* WORK INSTRUCTIONS *
#1 In the summary of the study on deep brain stimulation for dystonia, for which types of dystonia is deep brain stimulation described as particularly effective and safe?
#2 List every dystonia classification named in parentheses under "Main Methods" in the summary of the study on deep brain stimulation for dystonia.
#3 Pick up the summary of the study on deep brain stimulation for dystonia after its final line, and write what follows.

* EXTRACT *
● ● ● ●

Purpose of the Study:

  • To review the efficacy and safety of deep brain stimulation (DBS) for various types of dystonia.
  • To identify factors influencing DBS outcomes in dystonia patients.
  • To guide the early consideration of DBS in indicated dystonia cases.

Main Methods:

  • Review of existing evidence on deep brain stimulation (DBS) for dystonia.
  • Analysis of DBS outcomes across different dystonia classifications (idiopathic, inherited, acquired, focal).
  • Consideration of patient-specific factors, including disease duration and musculoskeletal deformity.

Main Results:

  • Deep brain stimulation (DBS) demonstrates effectiveness and safety, particularly for idiopathic and inherited isolated generalized/segmental dystonia (e.g., DYT-TOR1A).
  • Other inherited and acquired dystonia types show variable responses to DBS.

● ● ● ●

Document layout detection data
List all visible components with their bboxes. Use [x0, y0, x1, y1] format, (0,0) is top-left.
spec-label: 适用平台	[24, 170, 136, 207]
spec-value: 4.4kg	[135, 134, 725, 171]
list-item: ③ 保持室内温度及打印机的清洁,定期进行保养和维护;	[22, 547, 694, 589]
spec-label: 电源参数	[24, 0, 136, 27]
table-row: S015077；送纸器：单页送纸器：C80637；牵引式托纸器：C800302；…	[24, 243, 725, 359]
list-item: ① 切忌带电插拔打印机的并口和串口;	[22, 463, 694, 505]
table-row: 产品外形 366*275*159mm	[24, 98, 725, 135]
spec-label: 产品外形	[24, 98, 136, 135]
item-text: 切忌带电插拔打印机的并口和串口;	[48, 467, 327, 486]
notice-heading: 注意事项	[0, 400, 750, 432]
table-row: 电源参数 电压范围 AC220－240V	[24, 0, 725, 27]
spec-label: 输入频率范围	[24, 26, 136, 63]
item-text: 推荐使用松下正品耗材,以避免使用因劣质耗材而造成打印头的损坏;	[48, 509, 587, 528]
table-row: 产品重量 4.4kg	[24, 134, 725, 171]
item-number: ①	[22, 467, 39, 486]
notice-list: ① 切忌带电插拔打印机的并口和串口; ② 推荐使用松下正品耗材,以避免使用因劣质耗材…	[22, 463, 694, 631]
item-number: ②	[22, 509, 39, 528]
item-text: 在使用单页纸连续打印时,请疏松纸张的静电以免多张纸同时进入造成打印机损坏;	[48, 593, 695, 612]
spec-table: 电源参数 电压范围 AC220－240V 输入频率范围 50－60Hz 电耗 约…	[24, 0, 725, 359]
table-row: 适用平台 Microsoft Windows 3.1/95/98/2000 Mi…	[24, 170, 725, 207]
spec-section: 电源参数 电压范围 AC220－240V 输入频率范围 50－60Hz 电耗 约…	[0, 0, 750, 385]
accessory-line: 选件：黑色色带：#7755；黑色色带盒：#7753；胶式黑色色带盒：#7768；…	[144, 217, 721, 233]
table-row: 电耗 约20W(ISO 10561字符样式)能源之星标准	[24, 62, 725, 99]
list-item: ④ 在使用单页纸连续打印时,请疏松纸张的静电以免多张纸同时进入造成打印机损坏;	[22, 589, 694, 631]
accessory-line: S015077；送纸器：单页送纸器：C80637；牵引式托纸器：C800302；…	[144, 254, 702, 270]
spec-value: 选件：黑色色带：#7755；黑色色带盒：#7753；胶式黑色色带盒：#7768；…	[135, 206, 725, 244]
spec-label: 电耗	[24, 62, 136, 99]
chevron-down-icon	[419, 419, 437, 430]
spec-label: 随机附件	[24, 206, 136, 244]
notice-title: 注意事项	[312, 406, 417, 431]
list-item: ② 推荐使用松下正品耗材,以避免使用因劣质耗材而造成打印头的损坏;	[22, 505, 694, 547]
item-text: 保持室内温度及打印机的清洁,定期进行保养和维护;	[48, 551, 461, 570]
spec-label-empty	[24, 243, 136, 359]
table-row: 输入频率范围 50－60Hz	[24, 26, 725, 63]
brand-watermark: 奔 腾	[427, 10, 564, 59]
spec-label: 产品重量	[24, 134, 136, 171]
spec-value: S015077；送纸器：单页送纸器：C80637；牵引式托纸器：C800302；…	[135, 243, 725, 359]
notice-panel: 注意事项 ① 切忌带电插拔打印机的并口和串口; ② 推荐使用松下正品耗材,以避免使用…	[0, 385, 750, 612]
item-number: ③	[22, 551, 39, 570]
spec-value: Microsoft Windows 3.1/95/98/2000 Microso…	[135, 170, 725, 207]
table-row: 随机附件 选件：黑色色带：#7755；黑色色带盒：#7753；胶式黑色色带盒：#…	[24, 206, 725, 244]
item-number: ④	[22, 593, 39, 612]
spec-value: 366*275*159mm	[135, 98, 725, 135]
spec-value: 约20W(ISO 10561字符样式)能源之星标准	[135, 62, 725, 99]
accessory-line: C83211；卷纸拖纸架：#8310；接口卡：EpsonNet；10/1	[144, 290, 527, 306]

● ● ● ●

* ANSWERS BELOW *
#1 Idiopathic and inherited isolated generalized/segmental dystonia, such as DYT-TOR1A.

#2 Idiopathic, inherited, acquired, focal

#3
  • Further evidence is required to establish the role of DBS in Meige syndrome, focal dystonia, and rare inherited forms.

Conclusions:

  • Early intervention with deep brain stimulation (DBS) is crucial when indicated, especially when disease duration is short and fixed deformities are absent.
  • Careful patient selection, including genetic evaluation, is essential for optimizing DBS outcomes in dystonia.
  • Deep brain stimulation (DBS) is a valuable therapeutic option for select dystonia patients, offering significant clinical benefits.